_Written task_
Write out the material again exactly, please, and omit the pictures.
--- Excerpted data ---
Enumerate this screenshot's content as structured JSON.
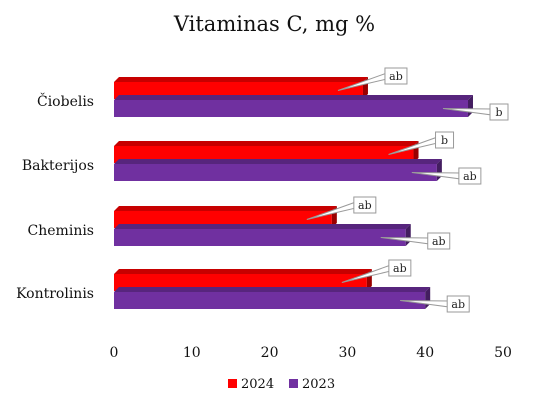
{
  "chart_data": {
    "type": "bar",
    "orientation": "horizontal",
    "style": "3d",
    "title": "Vitaminas C, mg %",
    "xlabel": "",
    "ylabel": "",
    "xlim": [
      0,
      50
    ],
    "ticks": [
      "0",
      "10",
      "20",
      "30",
      "40",
      "50"
    ],
    "grid": false,
    "legend_position": "bottom",
    "categories": [
      "Čiobelis",
      "Bakterijos",
      "Cheminis",
      "Kontrolinis"
    ],
    "series": [
      {
        "name": "2024",
        "color": "#ff0000",
        "values": [
          32,
          38.5,
          28,
          32.5
        ],
        "labels": [
          "ab",
          "b",
          "ab",
          "ab"
        ]
      },
      {
        "name": "2023",
        "color": "#7030a0",
        "values": [
          45.5,
          41.5,
          37.5,
          40
        ],
        "labels": [
          "b",
          "ab",
          "ab",
          "ab"
        ]
      }
    ]
  }
}
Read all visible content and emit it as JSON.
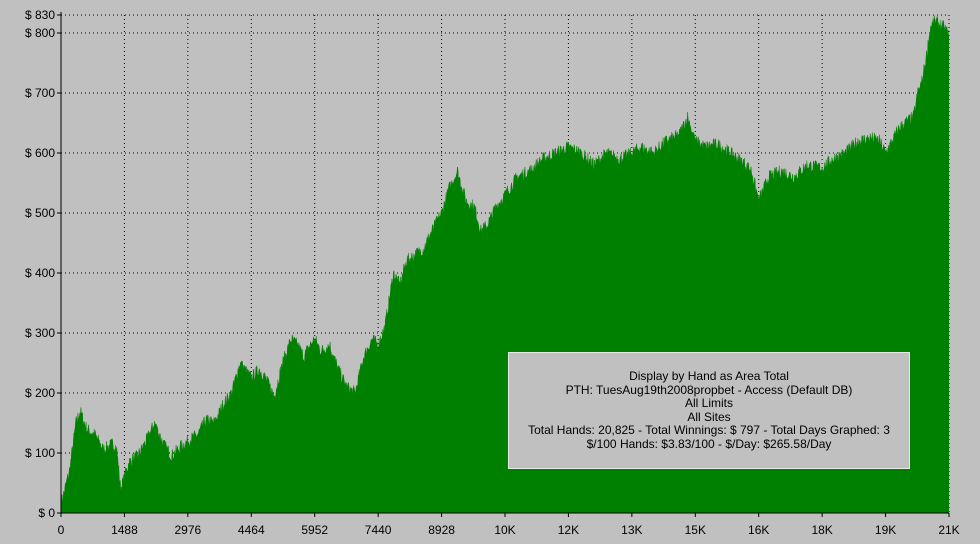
{
  "chart_data": {
    "type": "area",
    "title": "",
    "xlabel": "",
    "ylabel": "",
    "color": "#008000",
    "background": "#c0c0c0",
    "grid": true,
    "xlim": [
      0,
      20825
    ],
    "ylim": [
      0,
      830
    ],
    "y_ticks": [
      {
        "value": 0,
        "label": "$ 0"
      },
      {
        "value": 100,
        "label": "$ 100"
      },
      {
        "value": 200,
        "label": "$ 200"
      },
      {
        "value": 300,
        "label": "$ 300"
      },
      {
        "value": 400,
        "label": "$ 400"
      },
      {
        "value": 500,
        "label": "$ 500"
      },
      {
        "value": 600,
        "label": "$ 600"
      },
      {
        "value": 700,
        "label": "$ 700"
      },
      {
        "value": 800,
        "label": "$ 800"
      },
      {
        "value": 830,
        "label": "$ 830"
      }
    ],
    "x_ticks": [
      {
        "value": 0,
        "label": "0"
      },
      {
        "value": 1488,
        "label": "1488"
      },
      {
        "value": 2976,
        "label": "2976"
      },
      {
        "value": 4464,
        "label": "4464"
      },
      {
        "value": 5952,
        "label": "5952"
      },
      {
        "value": 7440,
        "label": "7440"
      },
      {
        "value": 8928,
        "label": "8928"
      },
      {
        "value": 10416,
        "label": "10K"
      },
      {
        "value": 11904,
        "label": "12K"
      },
      {
        "value": 13392,
        "label": "13K"
      },
      {
        "value": 14880,
        "label": "15K"
      },
      {
        "value": 16368,
        "label": "16K"
      },
      {
        "value": 17856,
        "label": "18K"
      },
      {
        "value": 19344,
        "label": "19K"
      },
      {
        "value": 20832,
        "label": "21K"
      }
    ],
    "series": [
      {
        "x": [
          0,
          200,
          350,
          450,
          600,
          800,
          1000,
          1200,
          1300,
          1400,
          1488,
          1600,
          1800,
          2000,
          2200,
          2400,
          2600,
          2800,
          2976,
          3200,
          3400,
          3600,
          3800,
          4000,
          4200,
          4464,
          4650,
          4800,
          5000,
          5200,
          5400,
          5550,
          5700,
          5800,
          5952,
          6100,
          6300,
          6500,
          6700,
          6900,
          7100,
          7300,
          7440,
          7600,
          7800,
          7950,
          8100,
          8300,
          8500,
          8700,
          8928,
          9100,
          9300,
          9500,
          9700,
          9850,
          10000,
          10200,
          10416,
          10700,
          11000,
          11300,
          11600,
          11904,
          12200,
          12500,
          12800,
          13100,
          13392,
          13600,
          13900,
          14200,
          14500,
          14700,
          14880,
          15100,
          15400,
          15700,
          16000,
          16200,
          16368,
          16600,
          16900,
          17200,
          17500,
          17856,
          18100,
          18400,
          18700,
          19000,
          19200,
          19344,
          19500,
          19650,
          19800,
          20000,
          20100,
          20200,
          20300,
          20400,
          20500,
          20600,
          20700,
          20825
        ],
        "y": [
          15,
          70,
          150,
          170,
          140,
          130,
          105,
          115,
          110,
          40,
          60,
          85,
          95,
          120,
          150,
          115,
          95,
          110,
          120,
          130,
          155,
          150,
          180,
          200,
          250,
          225,
          240,
          225,
          195,
          250,
          290,
          280,
          260,
          275,
          290,
          270,
          280,
          240,
          210,
          200,
          260,
          290,
          280,
          310,
          400,
          380,
          420,
          430,
          440,
          470,
          500,
          540,
          570,
          520,
          510,
          470,
          480,
          510,
          530,
          560,
          570,
          590,
          600,
          610,
          600,
          580,
          600,
          590,
          600,
          610,
          600,
          620,
          630,
          660,
          620,
          610,
          615,
          600,
          585,
          570,
          520,
          560,
          570,
          560,
          580,
          575,
          590,
          600,
          620,
          625,
          620,
          600,
          620,
          640,
          650,
          660,
          700,
          720,
          760,
          810,
          820,
          815,
          810,
          797
        ]
      }
    ]
  },
  "info": {
    "line1": "Display by Hand as Area Total",
    "line2": "PTH: TuesAug19th2008propbet - Access (Default DB)",
    "line3": "All Limits",
    "line4": "All Sites",
    "line5": "Total Hands: 20,825 - Total Winnings: $ 797 - Total Days Graphed: 3",
    "line6": "$/100 Hands: $3.83/100 - $/Day: $265.58/Day"
  }
}
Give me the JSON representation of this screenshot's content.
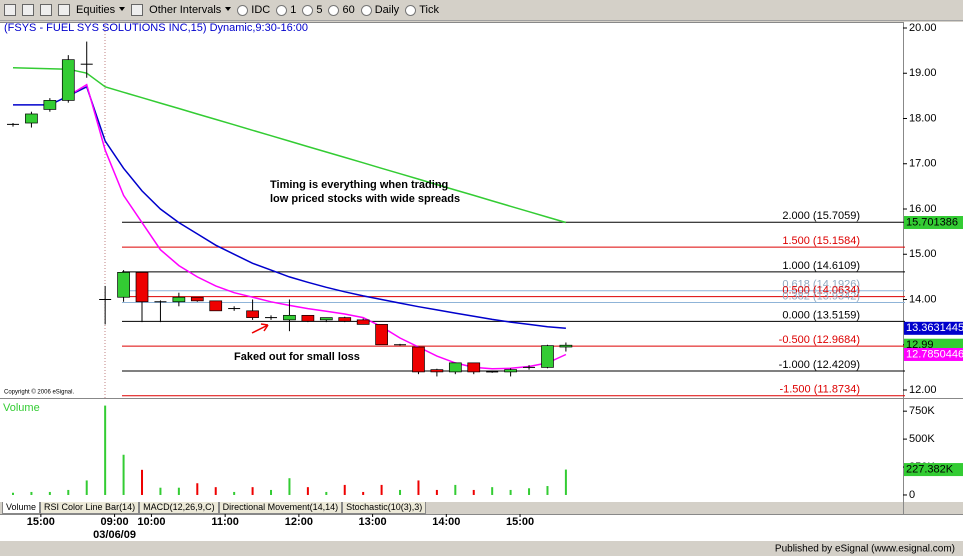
---
_Full answer_
Enumerate this screenshot's content as structured JSON.
{
  "chart_data": {
    "type": "bar",
    "orientation": "horizontal",
    "style": "3d",
    "title": "Vitaminas C, mg %",
    "xlabel": "",
    "ylabel": "",
    "xlim": [
      0,
      50
    ],
    "ticks": [
      "0",
      "10",
      "20",
      "30",
      "40",
      "50"
    ],
    "grid": false,
    "legend_position": "bottom",
    "categories": [
      "Čiobelis",
      "Bakterijos",
      "Cheminis",
      "Kontrolinis"
    ],
    "series": [
      {
        "name": "2024",
        "color": "#ff0000",
        "values": [
          32,
          38.5,
          28,
          32.5
        ],
        "labels": [
          "ab",
          "b",
          "ab",
          "ab"
        ]
      },
      {
        "name": "2023",
        "color": "#7030a0",
        "values": [
          45.5,
          41.5,
          37.5,
          40
        ],
        "labels": [
          "b",
          "ab",
          "ab",
          "ab"
        ]
      }
    ]
  }
}
Read all visible content and emit it as JSON.
{
  "chart_data": {
    "type": "area",
    "title": "",
    "xlabel": "",
    "ylabel": "",
    "color": "#008000",
    "background": "#c0c0c0",
    "grid": true,
    "xlim": [
      0,
      20825
    ],
    "ylim": [
      0,
      830
    ],
    "y_ticks": [
      {
        "value": 0,
        "label": "$ 0"
      },
      {
        "value": 100,
        "label": "$ 100"
      },
      {
        "value": 200,
        "label": "$ 200"
      },
      {
        "value": 300,
        "label": "$ 300"
      },
      {
        "value": 400,
        "label": "$ 400"
      },
      {
        "value": 500,
        "label": "$ 500"
      },
      {
        "value": 600,
        "label": "$ 600"
      },
      {
        "value": 700,
        "label": "$ 700"
      },
      {
        "value": 800,
        "label": "$ 800"
      },
      {
        "value": 830,
        "label": "$ 830"
      }
    ],
    "x_ticks": [
      {
        "value": 0,
        "label": "0"
      },
      {
        "value": 1488,
        "label": "1488"
      },
      {
        "value": 2976,
        "label": "2976"
      },
      {
        "value": 4464,
        "label": "4464"
      },
      {
        "value": 5952,
        "label": "5952"
      },
      {
        "value": 7440,
        "label": "7440"
      },
      {
        "value": 8928,
        "label": "8928"
      },
      {
        "value": 10416,
        "label": "10K"
      },
      {
        "value": 11904,
        "label": "12K"
      },
      {
        "value": 13392,
        "label": "13K"
      },
      {
        "value": 14880,
        "label": "15K"
      },
      {
        "value": 16368,
        "label": "16K"
      },
      {
        "value": 17856,
        "label": "18K"
      },
      {
        "value": 19344,
        "label": "19K"
      },
      {
        "value": 20832,
        "label": "21K"
      }
    ],
    "series": [
      {
        "x": [
          0,
          200,
          350,
          450,
          600,
          800,
          1000,
          1200,
          1300,
          1400,
          1488,
          1600,
          1800,
          2000,
          2200,
          2400,
          2600,
          2800,
          2976,
          3200,
          3400,
          3600,
          3800,
          4000,
          4200,
          4464,
          4650,
          4800,
          5000,
          5200,
          5400,
          5550,
          5700,
          5800,
          5952,
          6100,
          6300,
          6500,
          6700,
          6900,
          7100,
          7300,
          7440,
          7600,
          7800,
          7950,
          8100,
          8300,
          8500,
          8700,
          8928,
          9100,
          9300,
          9500,
          9700,
          9850,
          10000,
          10200,
          10416,
          10700,
          11000,
          11300,
          11600,
          11904,
          12200,
          12500,
          12800,
          13100,
          13392,
          13600,
          13900,
          14200,
          14500,
          14700,
          14880,
          15100,
          15400,
          15700,
          16000,
          16200,
          16368,
          16600,
          16900,
          17200,
          17500,
          17856,
          18100,
          18400,
          18700,
          19000,
          19200,
          19344,
          19500,
          19650,
          19800,
          20000,
          20100,
          20200,
          20300,
          20400,
          20500,
          20600,
          20700,
          20825
        ],
        "y": [
          15,
          70,
          150,
          170,
          140,
          130,
          105,
          115,
          110,
          40,
          60,
          85,
          95,
          120,
          150,
          115,
          95,
          110,
          120,
          130,
          155,
          150,
          180,
          200,
          250,
          225,
          240,
          225,
          195,
          250,
          290,
          280,
          260,
          275,
          290,
          270,
          280,
          240,
          210,
          200,
          260,
          290,
          280,
          310,
          400,
          380,
          420,
          430,
          440,
          470,
          500,
          540,
          570,
          520,
          510,
          470,
          480,
          510,
          530,
          560,
          570,
          590,
          600,
          610,
          600,
          580,
          600,
          590,
          600,
          610,
          600,
          620,
          630,
          660,
          620,
          610,
          615,
          600,
          585,
          570,
          520,
          560,
          570,
          560,
          580,
          575,
          590,
          600,
          620,
          625,
          620,
          600,
          620,
          640,
          650,
          660,
          700,
          720,
          760,
          810,
          820,
          815,
          810,
          797
        ]
      }
    ]
  },
  "info": {
    "line1": "Display by Hand as Area Total",
    "line2": "PTH: TuesAug19th2008propbet - Access (Default DB)",
    "line3": "All Limits",
    "line4": "All Sites",
    "line5": "Total Hands: 20,825 - Total Winnings: $ 797 - Total Days Graphed: 3",
    "line6": "$/100 Hands: $3.83/100 - $/Day: $265.58/Day"
  }
}
Give me the JSON representation of this screenshot's content.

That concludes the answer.